EXERCISE BRIEF: Set out each line from the following listing that includes the word "Insurance".

[Records that describe figures]

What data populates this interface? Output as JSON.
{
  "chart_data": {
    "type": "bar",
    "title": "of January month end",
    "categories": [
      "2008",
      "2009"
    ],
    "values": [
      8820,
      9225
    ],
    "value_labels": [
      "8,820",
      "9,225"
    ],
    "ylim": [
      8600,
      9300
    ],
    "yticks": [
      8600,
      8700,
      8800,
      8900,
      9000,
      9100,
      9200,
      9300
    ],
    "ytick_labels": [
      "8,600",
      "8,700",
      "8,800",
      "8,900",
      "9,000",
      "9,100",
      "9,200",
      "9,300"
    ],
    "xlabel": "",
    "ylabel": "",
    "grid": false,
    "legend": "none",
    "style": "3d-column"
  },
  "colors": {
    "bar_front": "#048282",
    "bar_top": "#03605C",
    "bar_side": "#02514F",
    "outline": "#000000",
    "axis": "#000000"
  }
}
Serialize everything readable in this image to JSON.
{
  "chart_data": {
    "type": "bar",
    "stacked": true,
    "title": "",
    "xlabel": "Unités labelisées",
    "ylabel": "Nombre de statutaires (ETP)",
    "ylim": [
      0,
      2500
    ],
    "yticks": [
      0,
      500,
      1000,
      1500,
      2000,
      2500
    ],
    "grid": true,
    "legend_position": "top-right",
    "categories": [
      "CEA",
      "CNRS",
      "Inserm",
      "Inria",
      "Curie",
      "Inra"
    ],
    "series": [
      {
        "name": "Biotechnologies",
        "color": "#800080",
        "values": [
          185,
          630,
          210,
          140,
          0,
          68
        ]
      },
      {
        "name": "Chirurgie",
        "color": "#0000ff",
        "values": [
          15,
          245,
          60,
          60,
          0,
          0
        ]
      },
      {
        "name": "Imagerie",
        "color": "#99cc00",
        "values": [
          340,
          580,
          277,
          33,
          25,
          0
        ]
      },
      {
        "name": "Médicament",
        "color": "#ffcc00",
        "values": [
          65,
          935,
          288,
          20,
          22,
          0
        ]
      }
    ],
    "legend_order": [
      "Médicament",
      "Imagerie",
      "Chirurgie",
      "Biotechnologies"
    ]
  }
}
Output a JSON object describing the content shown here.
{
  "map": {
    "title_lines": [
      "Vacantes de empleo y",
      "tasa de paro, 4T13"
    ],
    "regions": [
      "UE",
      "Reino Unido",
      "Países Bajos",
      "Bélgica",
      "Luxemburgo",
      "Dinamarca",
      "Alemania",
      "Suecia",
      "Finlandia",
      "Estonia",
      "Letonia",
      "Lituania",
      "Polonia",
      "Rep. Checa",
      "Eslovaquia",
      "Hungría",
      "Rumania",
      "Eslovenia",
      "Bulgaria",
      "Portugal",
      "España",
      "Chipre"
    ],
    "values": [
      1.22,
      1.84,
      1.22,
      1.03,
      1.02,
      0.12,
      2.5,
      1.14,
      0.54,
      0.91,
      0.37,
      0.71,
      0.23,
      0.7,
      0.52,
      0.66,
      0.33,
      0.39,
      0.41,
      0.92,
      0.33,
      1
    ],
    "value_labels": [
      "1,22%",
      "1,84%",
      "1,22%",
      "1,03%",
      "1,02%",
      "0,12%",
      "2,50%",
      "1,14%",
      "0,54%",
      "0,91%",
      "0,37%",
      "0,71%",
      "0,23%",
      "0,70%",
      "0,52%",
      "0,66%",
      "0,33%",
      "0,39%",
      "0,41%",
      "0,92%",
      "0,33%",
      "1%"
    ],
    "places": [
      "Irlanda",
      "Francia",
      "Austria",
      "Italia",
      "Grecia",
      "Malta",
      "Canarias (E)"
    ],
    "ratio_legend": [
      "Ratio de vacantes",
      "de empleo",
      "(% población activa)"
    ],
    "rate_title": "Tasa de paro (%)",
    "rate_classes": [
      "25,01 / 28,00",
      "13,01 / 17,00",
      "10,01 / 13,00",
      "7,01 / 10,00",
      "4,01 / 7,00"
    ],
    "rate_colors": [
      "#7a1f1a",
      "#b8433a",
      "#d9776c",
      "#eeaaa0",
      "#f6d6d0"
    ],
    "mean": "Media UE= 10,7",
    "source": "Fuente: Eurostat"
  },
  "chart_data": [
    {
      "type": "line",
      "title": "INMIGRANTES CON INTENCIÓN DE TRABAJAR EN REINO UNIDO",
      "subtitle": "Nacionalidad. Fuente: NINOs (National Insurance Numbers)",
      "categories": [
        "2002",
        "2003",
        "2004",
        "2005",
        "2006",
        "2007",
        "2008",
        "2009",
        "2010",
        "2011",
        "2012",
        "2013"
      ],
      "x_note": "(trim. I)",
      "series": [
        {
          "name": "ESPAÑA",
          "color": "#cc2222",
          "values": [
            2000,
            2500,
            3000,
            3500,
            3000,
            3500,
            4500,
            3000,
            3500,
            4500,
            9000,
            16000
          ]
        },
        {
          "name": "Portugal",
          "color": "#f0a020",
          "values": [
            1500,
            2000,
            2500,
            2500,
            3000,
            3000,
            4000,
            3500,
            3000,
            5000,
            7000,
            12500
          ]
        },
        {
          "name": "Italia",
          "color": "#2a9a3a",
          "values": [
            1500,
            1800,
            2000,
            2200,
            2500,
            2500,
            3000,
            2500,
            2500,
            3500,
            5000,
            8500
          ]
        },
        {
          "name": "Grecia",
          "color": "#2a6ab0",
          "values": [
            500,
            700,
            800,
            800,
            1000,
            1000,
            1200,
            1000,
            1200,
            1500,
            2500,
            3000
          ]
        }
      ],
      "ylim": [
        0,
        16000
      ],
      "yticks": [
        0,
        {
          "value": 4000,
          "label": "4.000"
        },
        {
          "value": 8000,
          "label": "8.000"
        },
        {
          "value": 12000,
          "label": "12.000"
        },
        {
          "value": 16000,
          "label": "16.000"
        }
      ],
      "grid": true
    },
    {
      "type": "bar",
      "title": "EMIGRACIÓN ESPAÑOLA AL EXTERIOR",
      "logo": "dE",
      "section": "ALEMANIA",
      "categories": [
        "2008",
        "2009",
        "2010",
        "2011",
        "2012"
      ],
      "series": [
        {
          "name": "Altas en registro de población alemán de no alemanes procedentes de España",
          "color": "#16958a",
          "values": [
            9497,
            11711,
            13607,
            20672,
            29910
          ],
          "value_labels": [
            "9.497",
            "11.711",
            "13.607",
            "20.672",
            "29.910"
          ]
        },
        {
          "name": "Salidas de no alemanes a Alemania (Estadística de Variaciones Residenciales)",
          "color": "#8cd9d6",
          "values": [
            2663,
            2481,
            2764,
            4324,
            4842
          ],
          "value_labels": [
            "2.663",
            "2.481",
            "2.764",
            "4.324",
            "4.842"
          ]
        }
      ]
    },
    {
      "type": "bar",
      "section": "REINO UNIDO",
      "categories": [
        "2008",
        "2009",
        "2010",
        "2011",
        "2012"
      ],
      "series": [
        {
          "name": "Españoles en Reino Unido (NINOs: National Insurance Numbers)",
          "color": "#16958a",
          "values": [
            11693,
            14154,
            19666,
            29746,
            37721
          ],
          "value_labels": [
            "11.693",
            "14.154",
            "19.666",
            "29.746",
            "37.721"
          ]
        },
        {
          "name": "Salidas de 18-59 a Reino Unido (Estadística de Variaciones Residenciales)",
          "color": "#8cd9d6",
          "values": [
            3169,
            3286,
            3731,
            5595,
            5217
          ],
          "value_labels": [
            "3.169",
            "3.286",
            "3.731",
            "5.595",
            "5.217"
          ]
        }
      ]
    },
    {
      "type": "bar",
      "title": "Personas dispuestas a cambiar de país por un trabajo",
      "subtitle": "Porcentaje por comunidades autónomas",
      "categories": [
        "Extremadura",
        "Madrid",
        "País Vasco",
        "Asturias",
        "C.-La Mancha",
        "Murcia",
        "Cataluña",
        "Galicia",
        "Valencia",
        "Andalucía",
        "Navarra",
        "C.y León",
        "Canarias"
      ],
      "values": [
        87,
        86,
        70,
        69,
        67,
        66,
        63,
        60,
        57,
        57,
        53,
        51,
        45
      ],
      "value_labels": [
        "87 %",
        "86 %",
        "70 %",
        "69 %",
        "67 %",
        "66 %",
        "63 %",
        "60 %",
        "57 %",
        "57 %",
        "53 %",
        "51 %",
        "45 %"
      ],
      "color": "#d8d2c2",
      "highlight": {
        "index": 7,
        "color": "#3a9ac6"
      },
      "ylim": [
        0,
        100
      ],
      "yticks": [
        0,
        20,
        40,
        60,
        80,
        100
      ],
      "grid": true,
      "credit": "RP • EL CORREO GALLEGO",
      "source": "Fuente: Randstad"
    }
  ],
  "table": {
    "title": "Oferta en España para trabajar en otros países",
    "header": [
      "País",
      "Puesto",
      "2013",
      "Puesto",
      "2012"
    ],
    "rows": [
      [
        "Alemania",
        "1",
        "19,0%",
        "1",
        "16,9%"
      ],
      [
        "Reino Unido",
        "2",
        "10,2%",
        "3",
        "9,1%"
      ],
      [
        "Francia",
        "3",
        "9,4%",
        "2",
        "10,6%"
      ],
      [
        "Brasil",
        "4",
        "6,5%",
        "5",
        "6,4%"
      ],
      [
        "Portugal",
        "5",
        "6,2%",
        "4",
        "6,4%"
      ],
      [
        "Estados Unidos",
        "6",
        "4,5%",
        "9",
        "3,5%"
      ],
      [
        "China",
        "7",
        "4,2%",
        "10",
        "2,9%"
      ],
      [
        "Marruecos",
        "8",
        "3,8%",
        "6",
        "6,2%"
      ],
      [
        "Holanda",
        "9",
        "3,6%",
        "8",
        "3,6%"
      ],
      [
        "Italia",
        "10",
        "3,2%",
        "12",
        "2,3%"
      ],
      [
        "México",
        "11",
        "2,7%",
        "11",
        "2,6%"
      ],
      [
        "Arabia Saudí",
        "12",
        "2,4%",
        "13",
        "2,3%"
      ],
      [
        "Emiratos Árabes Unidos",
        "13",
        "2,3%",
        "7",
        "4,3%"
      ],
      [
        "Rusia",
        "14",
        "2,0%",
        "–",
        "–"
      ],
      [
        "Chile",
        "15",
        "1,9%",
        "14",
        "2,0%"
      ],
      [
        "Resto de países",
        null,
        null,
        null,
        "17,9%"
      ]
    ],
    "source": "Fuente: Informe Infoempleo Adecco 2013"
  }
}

ANSWER TO THE TASK:
      "subtitle": "Nacionalidad. Fuente: NINOs (National Insurance Numbers)",
          "name": "Españoles en Reino Unido (NINOs: National Insurance Numbers)",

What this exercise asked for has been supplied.